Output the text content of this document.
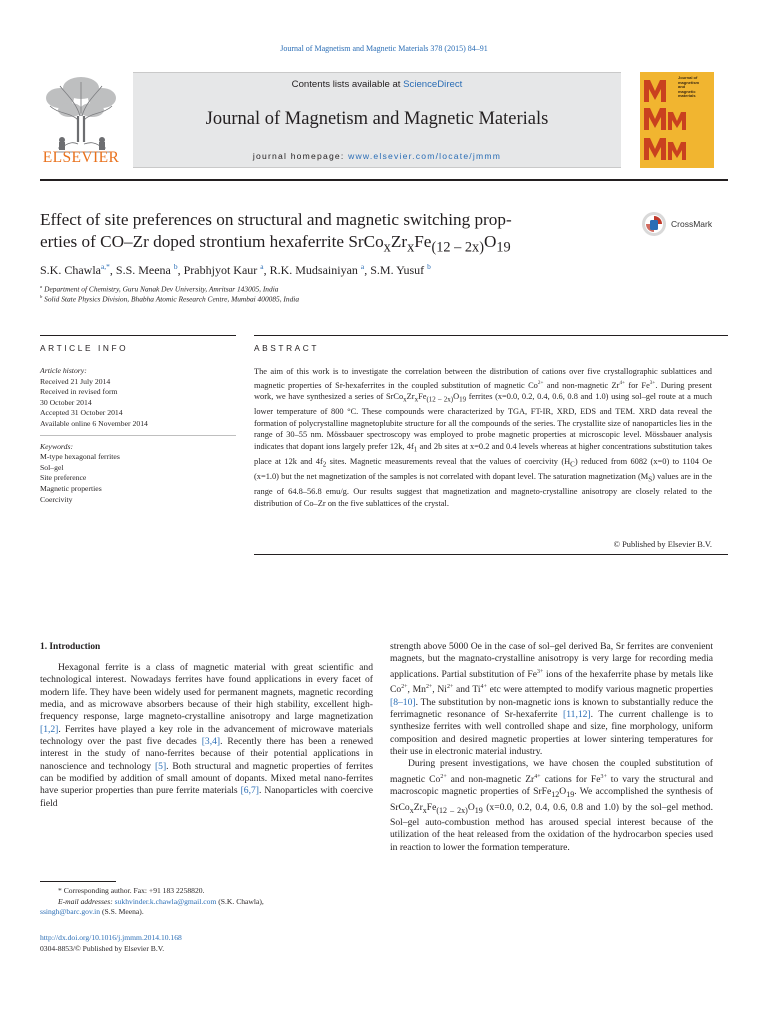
Journal of Magnetism and Magnetic Materials 378 (2015) 84–91
ELSEVIER
Contents lists available at ScienceDirect
Journal of Magnetism and Magnetic Materials
journal homepage: www.elsevier.com/locate/jmmm
Journal of
magnetism
and
magnetic
materials
Effect of site preferences on structural and magnetic switching prop-
erties of CO–Zr doped strontium hexaferrite $SrCo_xZr_xFe_{(12 - 2x)}O_{19}$
CrossMark
S.K. Chawla$^{a,*}$, S.S. Meena $^b$, Prabhjyot Kaur $^a$, R.K. Mudsainiyan $^a$, S.M. Yusuf $^b$
$^a$ Department of Chemistry, Guru Nanak Dev University, Amritsar 143005, India
$^b$ Solid State Physics Division, Bhabha Atomic Research Centre, Mumbai 400085, India
ARTICLE INFO	ABSTRACT
Article history:
Received 21 July 2014
Received in revised form
30 October 2014
Accepted 31 October 2014
Available online 6 November 2014
Keywords:
M-type hexagonal ferrites
Sol–gel
Site preference
Magnetic properties
Coercivity
The aim of this work is to investigate the correlation between the distribution of cations over five crystallographic sublattices and magnetic properties of Sr-hexaferrites in the coupled substitution of magnetic $Co^{2+}$ and non-magnetic $Zr^{4+}$ for $Fe^{3+}$. During present work, we have synthesized a series of $SrCo_xZr_xFe_{(12 - 2x)}O_{19}$ ferrites (x=0.0, 0.2, 0.4, 0.6, 0.8 and 1.0) using sol–gel route at a much lower temperature of 800 °C. These compounds were characterized by TGA, FT-IR, XRD, EDS and TEM. XRD data reveal the formation of polycrystalline magnetoplubite structure for all the compounds of the series. The crystallite size of nanoparticles lies in the range of 30–55 nm. Mössbauer spectroscopy was employed to probe magnetic properties at microscopic level. Mössbauer analysis indicates that dopant ions largely prefer 12k, $4f_1$ and 2b sites at x=0.2 and 0.4 levels whereas at higher concentrations substitution takes place at 12k and $4f_2$ sites. Magnetic measurements reveal that the values of coercivity $(H_C)$ reduced from 6082 (x=0) to 1104 Oe (x=1.0) but the net magnetization of the samples is not correlated with dopant level. The saturation magnetization $(M_S)$ values are in the range of 64.8–56.8 emu/g. Our results suggest that magnetization and magneto-crystalline anisotropy are closely related to the distribution of Co–Zr on the five sublattices of the crystal.
© Published by Elsevier B.V.
1. Introduction

Hexagonal ferrite is a class of magnetic material with great scientific and technological interest. Nowadays ferrites have found applications in every facet of modern life. They have been widely used for permanent magnets, magnetic recording media, and as microwave absorbers because of their high stability, excellent high-frequency response, large magneto-crystalline anisotropy and large magnetization [1,2]. Ferrites have played a key role in the advancement of microwave materials technology over the past five decades [3,4]. Recently there has been a renewed interest in the study of nano-ferrites because of their potential applications in nanoscience and technology [5]. Both structural and magnetic properties of ferrites can be modified by addition of small amount of dopants. Mixed metal nano-ferrites have superior properties than pure ferrite materials [6,7]. Nanoparticles with coercive field

strength above 5000 Oe in the case of sol–gel derived Ba, Sr ferrites are convenient magnets, but the magnato-crystalline anisotropy is very large for recording media applications. Partial substitution of $Fe^{3+}$ ions of the hexaferrite phase by metals like $Co^{2+}$, $Mn^{2+}$, $Ni^{2+}$ and $Ti^{4+}$ etc were attempted to modify various magnetic properties [8–10]. The substitution by non-magnetic ions is known to substantially reduce the ferrimagnetic resonance of Sr-hexaferrite [11,12]. The current challenge is to synthesize ferrites with well controlled shape and size, fine morphology, uniform composition and desired magnetic properties at lower sintering temperatures for their use in electronic material industry.

During present investigations, we have chosen the coupled substitution of magnetic $Co^{2+}$ and non-magnetic $Zr^{4+}$ cations for $Fe^{3+}$ to vary the structural and macroscopic magnetic properties of $SrFe_{12}O_{19}$. We accomplished the synthesis of $SrCo_xZr_xFe_{(12 - 2x)}O_{19}$ (x=0.0, 0.2, 0.4, 0.6, 0.8 and 1.0) by the sol–gel method. Sol–gel auto-combustion method has aroused special interest because of the utilization of the heat released from the oxidation of the hydrocarbon species used in reaction to lower the formation temperature.

* Corresponding author. Fax: +91 183 2258820.
E-mail addresses: sukhvinder.k.chawla@gmail.com (S.K. Chawla),
ssingh@barc.gov.in (S.S. Meena).
http://dx.doi.org/10.1016/j.jmmm.2014.10.168
0304-8853/© Published by Elsevier B.V.
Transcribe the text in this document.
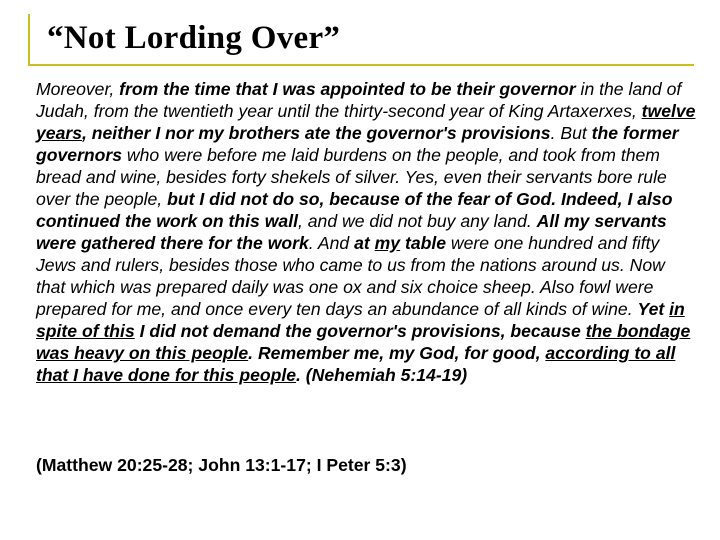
“Not Lording Over”
Moreover, from the time that I was appointed to be their governor in the land of Judah, from the twentieth year until the thirty-second year of King Artaxerxes, twelve years, neither I nor my brothers ate the governor's provisions. But the former governors who were before me laid burdens on the people, and took from them bread and wine, besides forty shekels of silver. Yes, even their servants bore rule over the people, but I did not do so, because of the fear of God. Indeed, I also continued the work on this wall, and we did not buy any land. All my servants were gathered there for the work. And at my table were one hundred and fifty Jews and rulers, besides those who came to us from the nations around us. Now that which was prepared daily was one ox and six choice sheep. Also fowl were prepared for me, and once every ten days an abundance of all kinds of wine. Yet in spite of this I did not demand the governor's provisions, because the bondage was heavy on this people. Remember me, my God, for good, according to all that I have done for this people. (Nehemiah 5:14-19)
(Matthew 20:25-28; John 13:1-17; I Peter 5:3)
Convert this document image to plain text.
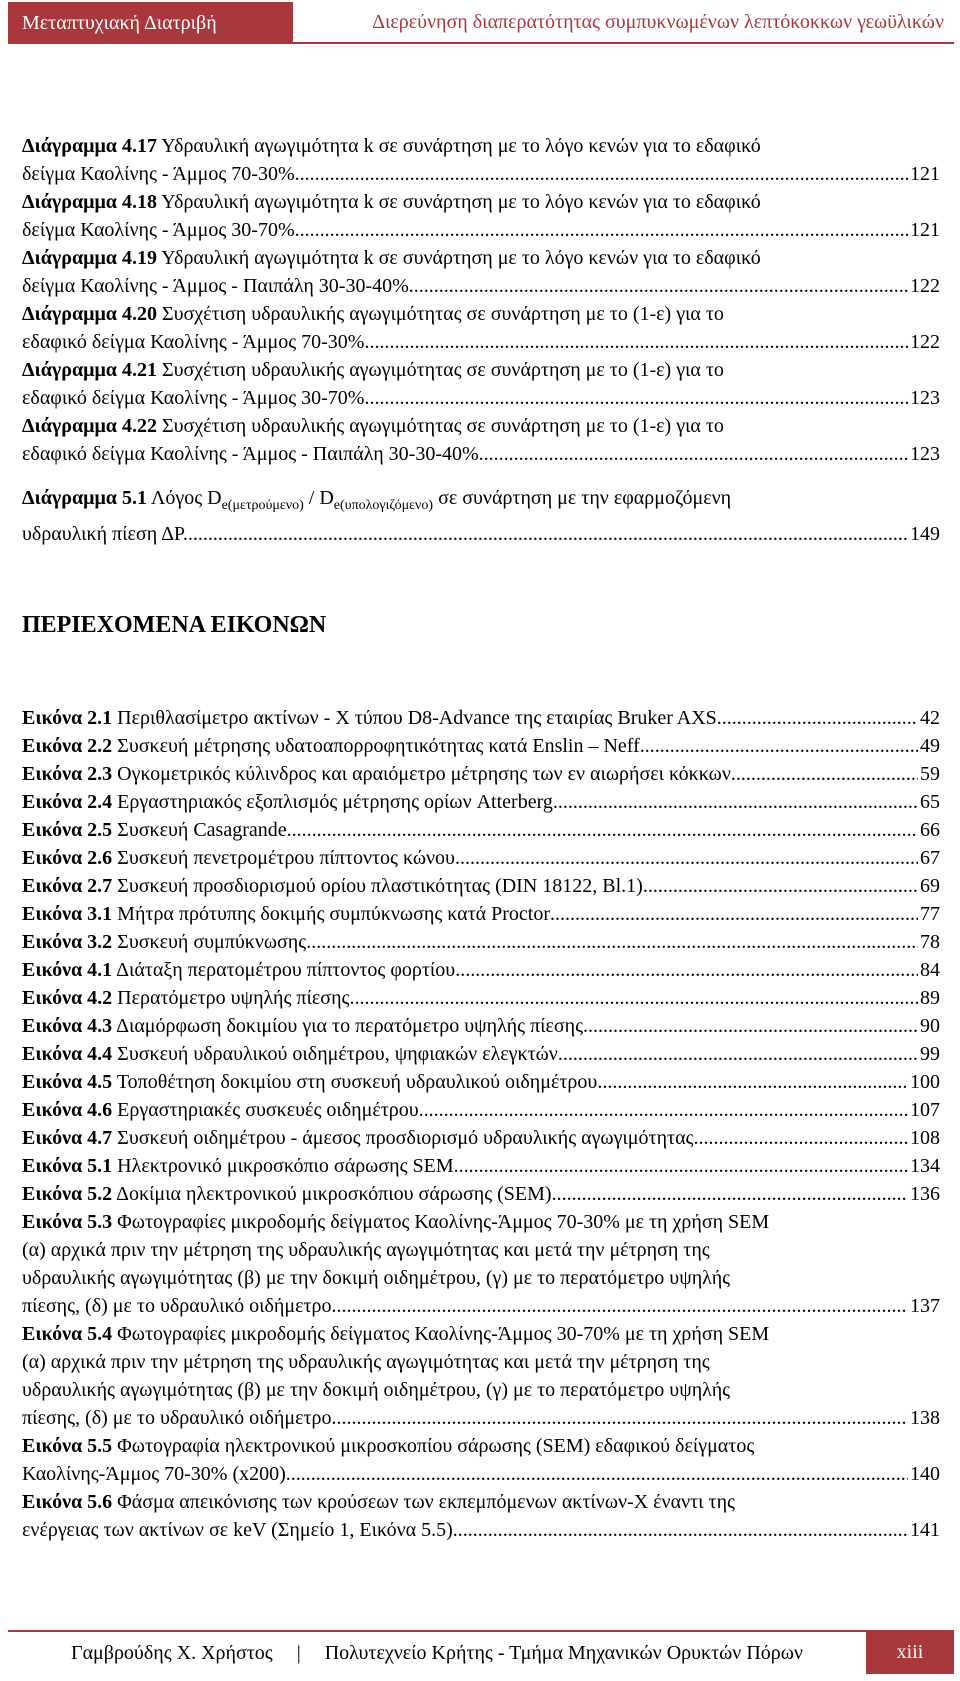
Μεταπτυχιακή Διατριβή	Διερεύνηση διαπερατότητας συμπυκνωμένων λεπτόκοκκων γεωϋλικών
Διάγραμμα 4.17 Υδραυλική αγωγιμότητα k σε συνάρτηση με το λόγο κενών για το εδαφικό
δείγμα Καολίνης - Άμμος 70-30% .....	121
Διάγραμμα 4.18 Υδραυλική αγωγιμότητα k σε συνάρτηση με το λόγο κενών για το εδαφικό
δείγμα Καολίνης - Άμμος 30-70% .....	121
Διάγραμμα 4.19 Υδραυλική αγωγιμότητα k σε συνάρτηση με το λόγο κενών για το εδαφικό
δείγμα Καολίνης - Άμμος - Παιπάλη 30-30-40% .....	122
Διάγραμμα 4.20 Συσχέτιση υδραυλικής αγωγιμότητας σε συνάρτηση με το (1-ε) για το
εδαφικό δείγμα Καολίνης - Άμμος 70-30% .....	122
Διάγραμμα 4.21 Συσχέτιση υδραυλικής αγωγιμότητας σε συνάρτηση με το (1-ε) για το
εδαφικό δείγμα Καολίνης - Άμμος 30-70% .....	123
Διάγραμμα 4.22 Συσχέτιση υδραυλικής αγωγιμότητας σε συνάρτηση με το (1-ε) για το
εδαφικό δείγμα Καολίνης - Άμμος - Παιπάλη 30-30-40% .....	123
Διάγραμμα 5.1 Λόγος $D_{e(\mu\varepsilon\tau\rho oύ\mu\varepsilon\nu o)} / D_{e(\upsilon\pi o\lambda o\gamma\iota\zeta ό\mu\varepsilon\nu o)}$ σε συνάρτηση με την εφαρμοζόμενη
υδραυλική πίεση ΔP. .....	149
ΠΕΡΙΕΧΟΜΕΝΑ ΕΙΚΟΝΩΝ
Εικόνα 2.1 Περιθλασίμετρο ακτίνων - Χ τύπου D8-Advance της εταιρίας Bruker AXS .....	42
Εικόνα 2.2 Συσκευή μέτρησης υδατοαπορροφητικότητας κατά Enslin – Neff .....	49
Εικόνα 2.3 Ογκομετρικός κύλινδρος και αραιόμετρο μέτρησης των εν αιωρήσει κόκκων .....	59
Εικόνα 2.4 Εργαστηριακός εξοπλισμός μέτρησης ορίων Atterberg .....	65
Εικόνα 2.5 Συσκευή Casagrande .....	66
Εικόνα 2.6 Συσκευή πενετρομέτρου πίπτοντος κώνου .....	67
Εικόνα 2.7 Συσκευή προσδιορισμού ορίου πλαστικότητας (DIN 18122, Bl.1) .....	69
Εικόνα 3.1 Μήτρα πρότυπης δοκιμής συμπύκνωσης κατά Proctor .....	77
Εικόνα 3.2 Συσκευή συμπύκνωσης .....	78
Εικόνα 4.1 Διάταξη περατομέτρου πίπτοντος φορτίου .....	84
Εικόνα 4.2 Περατόμετρο υψηλής πίεσης .....	89
Εικόνα 4.3 Διαμόρφωση δοκιμίου για το περατόμετρο υψηλής πίεσης .....	90
Εικόνα 4.4 Συσκευή υδραυλικού οιδημέτρου, ψηφιακών ελεγκτών .....	99
Εικόνα 4.5 Τοποθέτηση δοκιμίου στη συσκευή υδραυλικού οιδημέτρου .....	100
Εικόνα 4.6 Εργαστηριακές συσκευές οιδημέτρου .....	107
Εικόνα 4.7 Συσκευή οιδημέτρου - άμεσος προσδιορισμό υδραυλικής αγωγιμότητας .....	108
Εικόνα 5.1 Ηλεκτρονικό μικροσκόπιο σάρωσης SEM .....	134
Εικόνα 5.2 Δοκίμια ηλεκτρονικού μικροσκόπιου σάρωσης (SEM) .....	136
Εικόνα 5.3 Φωτογραφίες μικροδομής δείγματος Καολίνης-Άμμος 70-30% με τη χρήση SEM
(α) αρχικά πριν την μέτρηση της υδραυλικής αγωγιμότητας και μετά την μέτρηση της
υδραυλικής αγωγιμότητας (β) με την δοκιμή οιδημέτρου, (γ) με το περατόμετρο υψηλής
πίεσης, (δ) με το υδραυλικό οιδήμετρο .....	137
Εικόνα 5.4 Φωτογραφίες μικροδομής δείγματος Καολίνης-Άμμος 30-70% με τη χρήση SEM
(α) αρχικά πριν την μέτρηση της υδραυλικής αγωγιμότητας και μετά την μέτρηση της
υδραυλικής αγωγιμότητας (β) με την δοκιμή οιδημέτρου, (γ) με το περατόμετρο υψηλής
πίεσης, (δ) με το υδραυλικό οιδήμετρο .....	138
Εικόνα 5.5 Φωτογραφία ηλεκτρονικού μικροσκοπίου σάρωσης (SEM) εδαφικού δείγματος
Καολίνης-Άμμος 70-30% (x200) .....	140
Εικόνα 5.6 Φάσμα απεικόνισης των κρούσεων των εκπεμπόμενων ακτίνων-Χ έναντι της
ενέργειας των ακτίνων σε keV (Σημείο 1, Εικόνα 5.5) .....	141
Γαμβρούδης Χ. Χρήστος | Πολυτεχνείο Κρήτης - Τμήμα Μηχανικών Ορυκτών Πόρων	xiii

### REQUIREMENT
Report every line containing the word "interest" from the listing above.

### WORKED ANSWER
Hexagonal ferrite is a class of magnetic material with great scientific and technological interest. Nowadays ferrites have found applications in every facet of modern life. They have been widely used for permanent magnets, magnetic recording media, and as microwave absorbers because of their high stability, excellent high-frequency response, large magneto-crystalline anisotropy and large magnetization [1,2]. Ferrites have played a key role in the advancement of microwave materials technology over the past five decades [3,4]. Recently there has been a renewed interest in the study of nano-ferrites because of their potential applications in nanoscience and technology [5]. Both structural and magnetic properties of ferrites can be modified by addition of small amount of dopants. Mixed metal nano-ferrites have superior properties than pure ferrite materials [6,7]. Nanoparticles with coercive field
During present investigations, we have chosen the coupled substitution of magnetic $Co^{2+}$ and non-magnetic $Zr^{4+}$ cations for $Fe^{3+}$ to vary the structural and macroscopic magnetic properties of $SrFe_{12}O_{19}$. We accomplished the synthesis of $SrCo_xZr_xFe_{(12 - 2x)}O_{19}$ (x=0.0, 0.2, 0.4, 0.6, 0.8 and 1.0) by the sol–gel method. Sol–gel auto-combustion method has aroused special interest because of the utilization of the heat released from the oxidation of the hydrocarbon species used in reaction to lower the formation temperature.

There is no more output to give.